§ **YOUR GOAL**
Please output every line of the material as it stands, without the pictures.

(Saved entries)
__________________________________________________
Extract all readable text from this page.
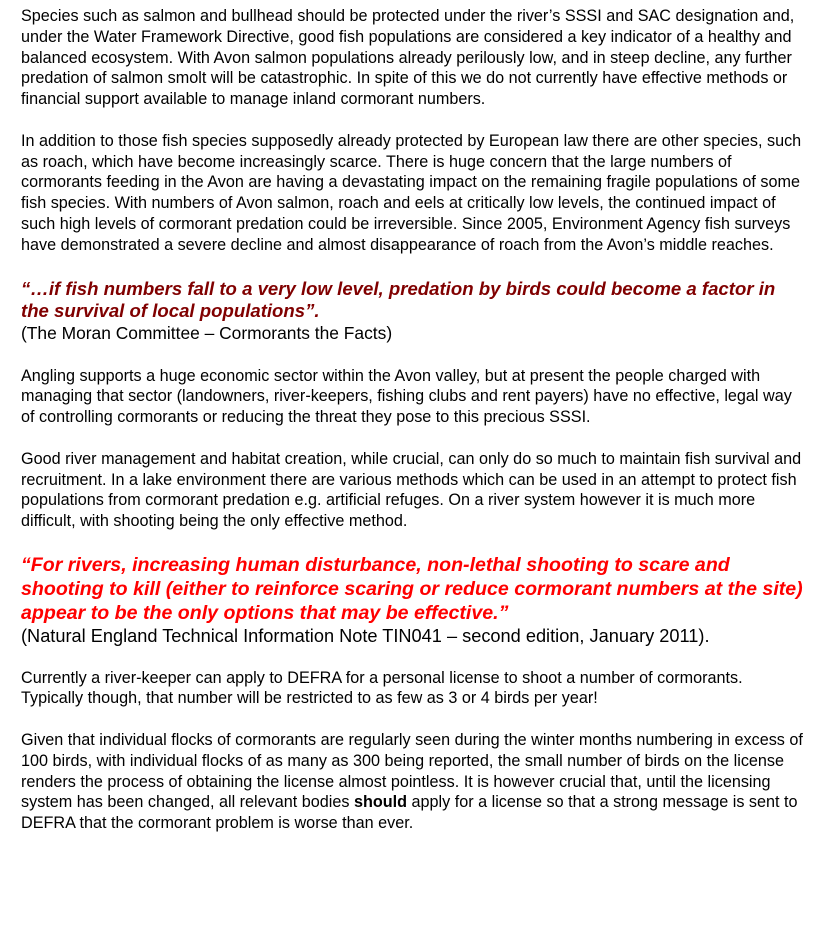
Species such as salmon and bullhead should be protected under the river’s SSSI and SAC designation and, under the Water Framework Directive, good fish populations are considered a key indicator of a healthy and balanced ecosystem. With Avon salmon populations already perilously low, and in steep decline, any further predation of salmon smolt will be catastrophic. In spite of this we do not currently have effective methods or financial support available to manage inland cormorant numbers.

In addition to those fish species supposedly already protected by European law there are other species, such as roach, which have become increasingly scarce. There is huge concern that the large numbers of cormorants feeding in the Avon are having a devastating impact on the remaining fragile populations of some fish species. With numbers of Avon salmon, roach and eels at critically low levels, the continued impact of such high levels of cormorant predation could be irreversible. Since 2005, Environment Agency fish surveys have demonstrated a severe decline and almost disappearance of roach from the Avon’s middle reaches.

“…if fish numbers fall to a very low level, predation by birds could become a factor in the survival of local populations”.

(The Moran Committee – Cormorants the Facts)

Angling supports a huge economic sector within the Avon valley, but at present the people charged with managing that sector (landowners, river-keepers, fishing clubs and rent payers) have no effective, legal way of controlling cormorants or reducing the threat they pose to this precious SSSI.

Good river management and habitat creation, while crucial, can only do so much to maintain fish survival and recruitment. In a lake environment there are various methods which can be used in an attempt to protect fish populations from cormorant predation e.g. artificial refuges. On a river system however it is much more difficult, with shooting being the only effective method.

“For rivers, increasing human disturbance, non-lethal shooting to scare and shooting to kill (either to reinforce scaring or reduce cormorant numbers at the site) appear to be the only options that may be effective.”

(Natural England Technical Information Note TIN041 – second edition, January 2011).

Currently a river-keeper can apply to DEFRA for a personal license to shoot a number of cormorants. Typically though, that number will be restricted to as few as 3 or 4 birds per year!

Given that individual flocks of cormorants are regularly seen during the winter months numbering in excess of 100 birds, with individual flocks of as many as 300 being reported, the small number of birds on the license renders the process of obtaining the license almost pointless. It is however crucial that, until the licensing system has been changed, all relevant bodies should apply for a license so that a strong message is sent to DEFRA that the cormorant problem is worse than ever.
__________________________________________________
§ **WRITTEN ANSWER**
Extract all readable text from this page.
Species such as salmon and bullhead should be protected under the river’s SSSI and SAC designation and, under the Water Framework Directive, good fish populations are considered a key indicator of a healthy and balanced ecosystem. With Avon salmon populations already perilously low, and in steep decline, any further predation of salmon smolt will be catastrophic. In spite of this we do not currently have effective methods or financial support available to manage inland cormorant numbers.

In addition to those fish species supposedly already protected by European law there are other species, such as roach, which have become increasingly scarce. There is huge concern that the large numbers of cormorants feeding in the Avon are having a devastating impact on the remaining fragile populations of some fish species. With numbers of Avon salmon, roach and eels at critically low levels, the continued impact of such high levels of cormorant predation could be irreversible. Since 2005, Environment Agency fish surveys have demonstrated a severe decline and almost disappearance of roach from the Avon’s middle reaches.

“…if fish numbers fall to a very low level, predation by birds could become a factor in the survival of local populations”.

(The Moran Committee – Cormorants the Facts)

Angling supports a huge economic sector within the Avon valley, but at present the people charged with managing that sector (landowners, river-keepers, fishing clubs and rent payers) have no effective, legal way of controlling cormorants or reducing the threat they pose to this precious SSSI.

Good river management and habitat creation, while crucial, can only do so much to maintain fish survival and recruitment. In a lake environment there are various methods which can be used in an attempt to protect fish populations from cormorant predation e.g. artificial refuges. On a river system however it is much more difficult, with shooting being the only effective method.

“For rivers, increasing human disturbance, non-lethal shooting to scare and shooting to kill (either to reinforce scaring or reduce cormorant numbers at the site) appear to be the only options that may be effective.”

(Natural England Technical Information Note TIN041 – second edition, January 2011).

Currently a river-keeper can apply to DEFRA for a personal license to shoot a number of cormorants. Typically though, that number will be restricted to as few as 3 or 4 birds per year!

Given that individual flocks of cormorants are regularly seen during the winter months numbering in excess of 100 birds, with individual flocks of as many as 300 being reported, the small number of birds on the license renders the process of obtaining the license almost pointless. It is however crucial that, until the licensing system has been changed, all relevant bodies should apply for a license so that a strong message is sent to DEFRA that the cormorant problem is worse than ever.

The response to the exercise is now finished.